▶ **TEXTO SELECIONADO**:
"""

O governo dos Estados Unidos acusa o cidadão americano Sam Tunick de ter apagado os dados do próprio celular ao informar às autoridades uma suposta “senha de coação” durante uma abordagem no aeroporto Hartsfield-Jackson, em Atlanta, em 24 de janeiro de 2025. Segundo a acusação, agentes federais tentavam apreender o aparelho quando o recurso teria sido acionado, limpando o conteúdo armazenado. Tunick foi questionado no aeroporto em uma investigação ligada a imagens de exploração infantil, de acordo com o relato do caso.
Para sustentar a acusação, o governo recorre a uma lei pouco usada que proíbe destruir ou danificar um bem para impedir sua apreensão pelas autoridades. A alegação é que Tunick usou uma função do GrapheneOS, sistema operacional voltado à privacidade, que permite apagar o aparelho quando uma senha específica é inserida em vez do código normal de desbloqueio. A acusação trata esse procedimento como uma forma de impedir o acesso dos agentes ao conteúdo do telefone.

"""

▶ **DADOS FORNECIDOS**:
"""

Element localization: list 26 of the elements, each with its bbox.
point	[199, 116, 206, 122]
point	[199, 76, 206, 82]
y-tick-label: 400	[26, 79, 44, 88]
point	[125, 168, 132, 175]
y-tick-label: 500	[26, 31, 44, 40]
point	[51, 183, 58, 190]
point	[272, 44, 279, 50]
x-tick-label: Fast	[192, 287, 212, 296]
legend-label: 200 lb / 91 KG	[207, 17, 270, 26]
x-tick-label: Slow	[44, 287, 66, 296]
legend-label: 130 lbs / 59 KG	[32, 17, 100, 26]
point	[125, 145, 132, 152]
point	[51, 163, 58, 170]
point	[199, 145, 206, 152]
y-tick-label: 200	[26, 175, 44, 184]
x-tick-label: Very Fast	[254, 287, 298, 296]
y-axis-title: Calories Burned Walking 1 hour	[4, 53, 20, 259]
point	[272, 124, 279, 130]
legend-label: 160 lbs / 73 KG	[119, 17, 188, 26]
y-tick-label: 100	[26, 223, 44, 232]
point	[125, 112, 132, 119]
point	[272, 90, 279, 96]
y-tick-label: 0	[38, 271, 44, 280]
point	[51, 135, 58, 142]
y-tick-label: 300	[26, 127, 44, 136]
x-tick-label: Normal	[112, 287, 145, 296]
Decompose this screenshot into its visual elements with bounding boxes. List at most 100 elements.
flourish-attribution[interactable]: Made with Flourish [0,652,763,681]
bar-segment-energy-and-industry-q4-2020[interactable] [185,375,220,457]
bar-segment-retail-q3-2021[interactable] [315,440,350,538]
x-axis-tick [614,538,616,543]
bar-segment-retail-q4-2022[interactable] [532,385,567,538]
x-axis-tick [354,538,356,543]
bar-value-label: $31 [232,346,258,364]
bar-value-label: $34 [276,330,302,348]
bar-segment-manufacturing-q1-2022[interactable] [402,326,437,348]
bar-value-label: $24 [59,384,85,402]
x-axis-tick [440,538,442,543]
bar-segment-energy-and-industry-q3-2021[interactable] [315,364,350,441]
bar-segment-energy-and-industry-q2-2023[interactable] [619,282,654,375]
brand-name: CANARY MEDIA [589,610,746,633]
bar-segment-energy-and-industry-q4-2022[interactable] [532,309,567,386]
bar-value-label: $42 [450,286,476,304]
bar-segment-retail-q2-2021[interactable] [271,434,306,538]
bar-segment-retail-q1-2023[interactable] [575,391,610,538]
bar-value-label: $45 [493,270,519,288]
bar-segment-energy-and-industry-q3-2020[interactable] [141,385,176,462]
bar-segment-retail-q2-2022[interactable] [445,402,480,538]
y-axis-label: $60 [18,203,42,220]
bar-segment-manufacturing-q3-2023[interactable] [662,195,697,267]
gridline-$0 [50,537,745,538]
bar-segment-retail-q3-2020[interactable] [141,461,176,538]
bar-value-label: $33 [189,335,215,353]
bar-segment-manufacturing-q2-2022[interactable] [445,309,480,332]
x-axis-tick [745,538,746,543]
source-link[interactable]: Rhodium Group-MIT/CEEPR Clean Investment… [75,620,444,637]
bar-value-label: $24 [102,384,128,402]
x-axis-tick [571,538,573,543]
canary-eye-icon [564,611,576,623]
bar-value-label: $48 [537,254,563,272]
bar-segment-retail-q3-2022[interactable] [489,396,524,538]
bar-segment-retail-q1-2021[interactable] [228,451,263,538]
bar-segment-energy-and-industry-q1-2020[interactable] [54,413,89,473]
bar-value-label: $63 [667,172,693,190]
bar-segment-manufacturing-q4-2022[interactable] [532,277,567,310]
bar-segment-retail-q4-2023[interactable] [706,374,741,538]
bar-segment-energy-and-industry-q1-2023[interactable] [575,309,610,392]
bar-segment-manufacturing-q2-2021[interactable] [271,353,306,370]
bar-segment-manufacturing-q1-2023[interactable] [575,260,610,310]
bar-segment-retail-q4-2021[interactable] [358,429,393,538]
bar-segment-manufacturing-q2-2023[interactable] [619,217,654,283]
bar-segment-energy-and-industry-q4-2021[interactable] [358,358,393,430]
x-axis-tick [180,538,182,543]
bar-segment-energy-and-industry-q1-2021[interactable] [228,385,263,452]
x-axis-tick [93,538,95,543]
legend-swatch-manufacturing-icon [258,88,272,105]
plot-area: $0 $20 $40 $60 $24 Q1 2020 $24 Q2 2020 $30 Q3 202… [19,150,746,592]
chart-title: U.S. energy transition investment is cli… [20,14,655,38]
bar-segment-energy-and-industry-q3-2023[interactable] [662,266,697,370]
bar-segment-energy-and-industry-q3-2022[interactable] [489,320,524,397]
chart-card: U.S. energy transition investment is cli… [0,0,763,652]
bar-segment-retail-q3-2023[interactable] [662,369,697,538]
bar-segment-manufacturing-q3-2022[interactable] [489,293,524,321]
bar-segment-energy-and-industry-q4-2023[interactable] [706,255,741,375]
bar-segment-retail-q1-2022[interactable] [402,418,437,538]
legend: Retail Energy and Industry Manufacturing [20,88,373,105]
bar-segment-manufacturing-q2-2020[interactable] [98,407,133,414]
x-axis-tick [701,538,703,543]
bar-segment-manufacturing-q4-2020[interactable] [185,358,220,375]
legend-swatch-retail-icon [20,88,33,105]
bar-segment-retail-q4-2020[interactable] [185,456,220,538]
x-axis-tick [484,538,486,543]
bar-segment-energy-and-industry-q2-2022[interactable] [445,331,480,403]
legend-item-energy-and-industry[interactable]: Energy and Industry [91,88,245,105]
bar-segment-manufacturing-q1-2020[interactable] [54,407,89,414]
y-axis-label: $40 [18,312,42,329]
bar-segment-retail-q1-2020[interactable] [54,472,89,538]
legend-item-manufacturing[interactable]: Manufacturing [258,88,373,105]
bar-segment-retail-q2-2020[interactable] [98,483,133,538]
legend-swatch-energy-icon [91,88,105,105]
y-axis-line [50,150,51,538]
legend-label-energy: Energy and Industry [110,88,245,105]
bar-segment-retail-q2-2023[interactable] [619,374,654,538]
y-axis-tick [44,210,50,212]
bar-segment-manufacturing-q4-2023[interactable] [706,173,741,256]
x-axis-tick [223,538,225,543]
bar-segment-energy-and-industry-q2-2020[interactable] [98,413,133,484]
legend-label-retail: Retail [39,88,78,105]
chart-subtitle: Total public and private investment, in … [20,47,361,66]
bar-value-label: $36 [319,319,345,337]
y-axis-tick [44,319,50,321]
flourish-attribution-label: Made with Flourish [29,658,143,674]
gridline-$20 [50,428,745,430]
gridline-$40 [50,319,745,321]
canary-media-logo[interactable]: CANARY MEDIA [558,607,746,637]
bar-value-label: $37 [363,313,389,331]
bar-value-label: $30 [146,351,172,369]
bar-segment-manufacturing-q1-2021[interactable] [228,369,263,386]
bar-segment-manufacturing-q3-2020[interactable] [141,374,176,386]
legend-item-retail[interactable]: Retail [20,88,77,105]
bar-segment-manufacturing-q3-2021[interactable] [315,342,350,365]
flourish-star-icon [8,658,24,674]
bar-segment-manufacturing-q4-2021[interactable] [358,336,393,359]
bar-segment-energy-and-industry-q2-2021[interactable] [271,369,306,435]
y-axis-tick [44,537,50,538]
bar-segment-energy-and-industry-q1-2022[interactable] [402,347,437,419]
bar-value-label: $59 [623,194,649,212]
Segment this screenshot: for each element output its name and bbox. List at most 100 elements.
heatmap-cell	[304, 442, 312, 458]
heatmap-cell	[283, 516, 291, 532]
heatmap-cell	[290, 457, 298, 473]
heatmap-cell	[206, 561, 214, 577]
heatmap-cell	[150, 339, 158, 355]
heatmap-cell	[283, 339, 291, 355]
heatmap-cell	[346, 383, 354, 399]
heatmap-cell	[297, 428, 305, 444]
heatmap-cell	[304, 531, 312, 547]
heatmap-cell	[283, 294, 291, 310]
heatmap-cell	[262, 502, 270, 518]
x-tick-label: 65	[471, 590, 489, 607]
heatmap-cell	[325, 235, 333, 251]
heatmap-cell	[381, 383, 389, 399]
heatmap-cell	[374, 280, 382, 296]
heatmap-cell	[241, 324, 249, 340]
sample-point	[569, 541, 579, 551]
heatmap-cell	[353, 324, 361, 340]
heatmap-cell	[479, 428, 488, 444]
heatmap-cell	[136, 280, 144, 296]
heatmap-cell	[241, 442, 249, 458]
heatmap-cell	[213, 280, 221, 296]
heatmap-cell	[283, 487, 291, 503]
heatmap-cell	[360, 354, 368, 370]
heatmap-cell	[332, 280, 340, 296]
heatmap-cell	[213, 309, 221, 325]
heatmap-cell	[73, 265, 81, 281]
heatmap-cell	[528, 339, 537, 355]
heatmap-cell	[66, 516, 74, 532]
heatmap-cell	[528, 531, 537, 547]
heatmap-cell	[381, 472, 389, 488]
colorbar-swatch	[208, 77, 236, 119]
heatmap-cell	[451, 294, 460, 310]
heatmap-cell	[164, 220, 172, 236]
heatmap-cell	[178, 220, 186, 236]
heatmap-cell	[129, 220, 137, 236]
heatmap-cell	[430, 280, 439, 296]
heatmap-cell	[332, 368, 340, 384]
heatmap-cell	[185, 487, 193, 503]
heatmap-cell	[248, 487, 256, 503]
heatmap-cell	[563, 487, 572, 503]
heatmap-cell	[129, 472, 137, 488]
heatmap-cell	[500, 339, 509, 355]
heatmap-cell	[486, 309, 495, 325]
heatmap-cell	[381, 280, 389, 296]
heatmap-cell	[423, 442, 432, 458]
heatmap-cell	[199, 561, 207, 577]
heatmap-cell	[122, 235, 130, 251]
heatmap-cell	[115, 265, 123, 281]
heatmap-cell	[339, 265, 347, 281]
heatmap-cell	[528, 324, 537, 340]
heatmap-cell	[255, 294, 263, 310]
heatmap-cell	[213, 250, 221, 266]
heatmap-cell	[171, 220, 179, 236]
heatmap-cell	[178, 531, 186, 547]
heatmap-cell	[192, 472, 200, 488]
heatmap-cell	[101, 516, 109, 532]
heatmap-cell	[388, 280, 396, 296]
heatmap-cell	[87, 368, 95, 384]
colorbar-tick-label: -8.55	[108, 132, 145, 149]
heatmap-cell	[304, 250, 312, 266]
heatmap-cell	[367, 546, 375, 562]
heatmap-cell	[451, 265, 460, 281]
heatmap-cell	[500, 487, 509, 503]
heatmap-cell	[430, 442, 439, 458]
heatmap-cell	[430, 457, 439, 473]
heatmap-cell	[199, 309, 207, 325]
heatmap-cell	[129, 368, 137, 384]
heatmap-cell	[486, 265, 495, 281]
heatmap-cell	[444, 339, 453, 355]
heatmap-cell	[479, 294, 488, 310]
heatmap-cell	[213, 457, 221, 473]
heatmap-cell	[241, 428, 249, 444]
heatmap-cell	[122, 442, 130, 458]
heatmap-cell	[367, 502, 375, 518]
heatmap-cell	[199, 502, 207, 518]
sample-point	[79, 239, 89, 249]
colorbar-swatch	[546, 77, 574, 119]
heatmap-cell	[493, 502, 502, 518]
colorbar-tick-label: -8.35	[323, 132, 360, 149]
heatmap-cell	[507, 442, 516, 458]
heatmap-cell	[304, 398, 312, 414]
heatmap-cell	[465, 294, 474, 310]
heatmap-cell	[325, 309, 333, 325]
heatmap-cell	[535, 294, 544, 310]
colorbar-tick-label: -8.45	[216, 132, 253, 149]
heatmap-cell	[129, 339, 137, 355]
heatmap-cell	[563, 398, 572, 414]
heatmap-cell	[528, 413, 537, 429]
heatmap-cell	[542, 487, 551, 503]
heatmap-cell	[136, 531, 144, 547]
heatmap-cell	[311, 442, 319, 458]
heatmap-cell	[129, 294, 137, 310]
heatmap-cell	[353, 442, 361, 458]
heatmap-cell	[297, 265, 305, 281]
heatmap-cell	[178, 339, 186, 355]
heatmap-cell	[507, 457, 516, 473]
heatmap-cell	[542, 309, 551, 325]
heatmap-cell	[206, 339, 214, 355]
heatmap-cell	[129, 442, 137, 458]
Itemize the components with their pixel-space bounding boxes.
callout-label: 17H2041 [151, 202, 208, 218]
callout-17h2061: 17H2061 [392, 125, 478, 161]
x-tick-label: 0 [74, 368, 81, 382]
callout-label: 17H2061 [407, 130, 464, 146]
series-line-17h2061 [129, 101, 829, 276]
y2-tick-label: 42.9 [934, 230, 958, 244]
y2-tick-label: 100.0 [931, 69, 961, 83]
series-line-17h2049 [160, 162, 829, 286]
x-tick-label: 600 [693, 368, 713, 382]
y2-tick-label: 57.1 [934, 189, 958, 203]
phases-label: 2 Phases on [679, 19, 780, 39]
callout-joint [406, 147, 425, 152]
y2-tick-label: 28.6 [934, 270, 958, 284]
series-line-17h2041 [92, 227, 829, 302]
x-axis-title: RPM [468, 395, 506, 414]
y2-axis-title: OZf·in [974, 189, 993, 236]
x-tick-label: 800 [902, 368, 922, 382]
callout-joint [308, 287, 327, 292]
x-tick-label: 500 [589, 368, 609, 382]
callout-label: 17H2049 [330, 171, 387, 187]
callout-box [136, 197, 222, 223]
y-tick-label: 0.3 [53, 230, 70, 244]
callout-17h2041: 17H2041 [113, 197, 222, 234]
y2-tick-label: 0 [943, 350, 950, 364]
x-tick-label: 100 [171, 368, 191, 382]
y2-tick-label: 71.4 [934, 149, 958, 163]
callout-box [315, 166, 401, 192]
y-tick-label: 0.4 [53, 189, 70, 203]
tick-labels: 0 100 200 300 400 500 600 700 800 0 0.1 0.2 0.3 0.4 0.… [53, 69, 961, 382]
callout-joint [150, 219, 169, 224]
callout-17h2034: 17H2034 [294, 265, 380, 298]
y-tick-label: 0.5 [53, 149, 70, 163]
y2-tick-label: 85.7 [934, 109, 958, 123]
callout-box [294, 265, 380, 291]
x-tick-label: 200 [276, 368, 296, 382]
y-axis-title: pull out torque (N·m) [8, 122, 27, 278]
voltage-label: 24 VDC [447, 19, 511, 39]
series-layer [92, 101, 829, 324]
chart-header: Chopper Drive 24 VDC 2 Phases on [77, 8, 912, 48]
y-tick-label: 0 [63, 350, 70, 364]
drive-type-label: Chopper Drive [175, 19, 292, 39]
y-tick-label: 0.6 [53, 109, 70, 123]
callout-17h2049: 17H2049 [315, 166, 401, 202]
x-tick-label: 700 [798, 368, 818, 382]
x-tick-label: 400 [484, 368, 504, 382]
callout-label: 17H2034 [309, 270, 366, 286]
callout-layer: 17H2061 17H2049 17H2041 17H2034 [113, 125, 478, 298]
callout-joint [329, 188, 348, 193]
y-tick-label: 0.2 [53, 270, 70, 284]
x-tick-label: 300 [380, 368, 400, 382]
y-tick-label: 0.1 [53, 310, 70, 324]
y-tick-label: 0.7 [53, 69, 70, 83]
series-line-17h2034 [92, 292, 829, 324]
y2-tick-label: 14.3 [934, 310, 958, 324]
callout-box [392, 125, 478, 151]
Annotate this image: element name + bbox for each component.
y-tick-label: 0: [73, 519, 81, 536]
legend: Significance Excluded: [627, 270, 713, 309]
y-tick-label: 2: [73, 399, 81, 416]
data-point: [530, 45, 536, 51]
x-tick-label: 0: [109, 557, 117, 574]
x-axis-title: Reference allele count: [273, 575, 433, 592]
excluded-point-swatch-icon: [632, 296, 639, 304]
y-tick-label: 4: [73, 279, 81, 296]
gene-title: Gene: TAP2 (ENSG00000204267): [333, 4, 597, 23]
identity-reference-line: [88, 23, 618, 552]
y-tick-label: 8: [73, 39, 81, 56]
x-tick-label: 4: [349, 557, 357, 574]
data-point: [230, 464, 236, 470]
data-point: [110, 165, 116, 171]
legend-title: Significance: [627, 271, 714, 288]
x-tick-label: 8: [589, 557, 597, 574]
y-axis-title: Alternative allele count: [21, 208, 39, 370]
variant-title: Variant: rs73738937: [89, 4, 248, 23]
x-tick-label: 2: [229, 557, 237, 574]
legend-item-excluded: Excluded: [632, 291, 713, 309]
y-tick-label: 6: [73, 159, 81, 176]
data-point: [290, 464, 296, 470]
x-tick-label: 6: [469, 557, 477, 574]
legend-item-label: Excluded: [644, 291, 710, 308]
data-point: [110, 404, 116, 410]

"""

▶ **INSTRUÇÃO DA TAREFA**:
Por favor, continue o texto sobre a acusação contra Sam Tunick a partir da última frase.

▶ **RESPOSTA AO EXERCÍCIO**:
A defesa afirma que a detenção e a tentativa de apreensão do celular foram ilegais e pede que as provas sejam descartadas. Os advogados de Tunick dizem que ele não teve acesso a um advogado, não recebeu mandado e não foi informado sobre seus direitos, além de sustentar que a busca pelo aparelho ocorreu sob um pretexto indevido. O caso amplia a discussão sobre privacidade digital em abordagens de fronteira e sobre os limites da atuação do governo no acesso a dados pessoais de viajantes.